Given entries:
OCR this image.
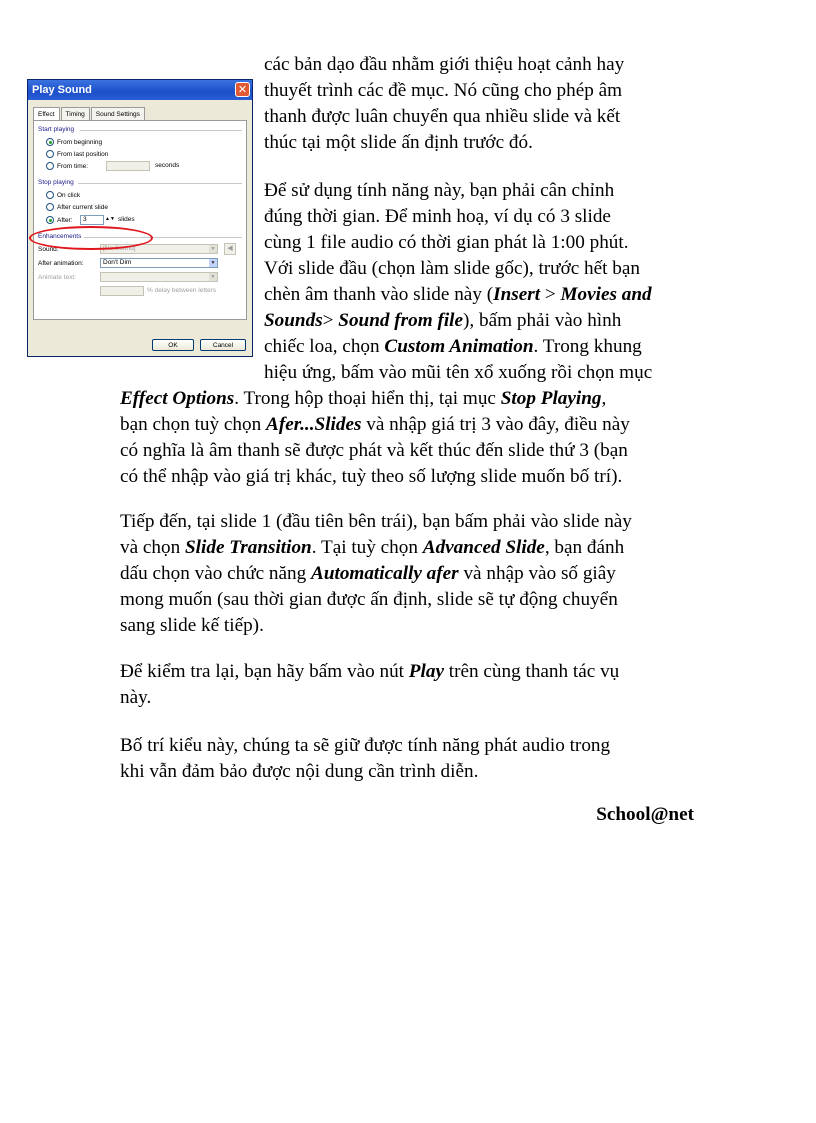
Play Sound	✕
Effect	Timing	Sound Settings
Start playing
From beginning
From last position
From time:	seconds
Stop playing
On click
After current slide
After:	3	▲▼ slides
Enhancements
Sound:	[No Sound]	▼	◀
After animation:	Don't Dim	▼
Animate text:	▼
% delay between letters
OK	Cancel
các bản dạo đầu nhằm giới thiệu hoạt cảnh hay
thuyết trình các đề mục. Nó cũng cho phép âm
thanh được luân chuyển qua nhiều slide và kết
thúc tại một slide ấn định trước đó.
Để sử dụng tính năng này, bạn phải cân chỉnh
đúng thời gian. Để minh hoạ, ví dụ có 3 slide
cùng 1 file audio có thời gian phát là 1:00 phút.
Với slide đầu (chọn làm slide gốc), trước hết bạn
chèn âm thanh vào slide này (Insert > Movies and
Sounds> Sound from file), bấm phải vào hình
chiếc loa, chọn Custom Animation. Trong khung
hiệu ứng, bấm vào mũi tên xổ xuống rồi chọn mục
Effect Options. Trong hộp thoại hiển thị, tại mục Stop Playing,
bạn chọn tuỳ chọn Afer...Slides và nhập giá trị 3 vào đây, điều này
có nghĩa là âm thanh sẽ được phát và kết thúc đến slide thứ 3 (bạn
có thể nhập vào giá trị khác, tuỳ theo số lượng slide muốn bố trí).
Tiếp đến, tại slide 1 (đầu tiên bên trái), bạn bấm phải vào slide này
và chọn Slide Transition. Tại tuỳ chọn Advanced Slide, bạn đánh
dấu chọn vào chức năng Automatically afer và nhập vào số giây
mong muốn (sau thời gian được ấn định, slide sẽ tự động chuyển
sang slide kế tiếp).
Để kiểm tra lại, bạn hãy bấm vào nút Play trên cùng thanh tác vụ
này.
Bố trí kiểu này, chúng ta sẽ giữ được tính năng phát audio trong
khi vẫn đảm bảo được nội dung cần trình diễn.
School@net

Written exercise: Leave out the pictures and retype every line above exactly.

Result:
OCR this image.
Play Sound	✕
Effect	Timing	Sound Settings
Start playing
From beginning
From last position
From time:	seconds
Stop playing
On click
After current slide
After:	3	▲▼ slides
Enhancements
Sound:	[No Sound]	▼	◀
After animation:	Don't Dim	▼
Animate text:	▼
% delay between letters
OK	Cancel
các bản dạo đầu nhằm giới thiệu hoạt cảnh hay
thuyết trình các đề mục. Nó cũng cho phép âm
thanh được luân chuyển qua nhiều slide và kết
thúc tại một slide ấn định trước đó.
Để sử dụng tính năng này, bạn phải cân chỉnh
đúng thời gian. Để minh hoạ, ví dụ có 3 slide
cùng 1 file audio có thời gian phát là 1:00 phút.
Với slide đầu (chọn làm slide gốc), trước hết bạn
chèn âm thanh vào slide này (Insert > Movies and
Sounds> Sound from file), bấm phải vào hình
chiếc loa, chọn Custom Animation. Trong khung
hiệu ứng, bấm vào mũi tên xổ xuống rồi chọn mục
Effect Options. Trong hộp thoại hiển thị, tại mục Stop Playing,
bạn chọn tuỳ chọn Afer...Slides và nhập giá trị 3 vào đây, điều này
có nghĩa là âm thanh sẽ được phát và kết thúc đến slide thứ 3 (bạn
có thể nhập vào giá trị khác, tuỳ theo số lượng slide muốn bố trí).
Tiếp đến, tại slide 1 (đầu tiên bên trái), bạn bấm phải vào slide này
và chọn Slide Transition. Tại tuỳ chọn Advanced Slide, bạn đánh
dấu chọn vào chức năng Automatically afer và nhập vào số giây
mong muốn (sau thời gian được ấn định, slide sẽ tự động chuyển
sang slide kế tiếp).
Để kiểm tra lại, bạn hãy bấm vào nút Play trên cùng thanh tác vụ
này.
Bố trí kiểu này, chúng ta sẽ giữ được tính năng phát audio trong
khi vẫn đảm bảo được nội dung cần trình diễn.
School@net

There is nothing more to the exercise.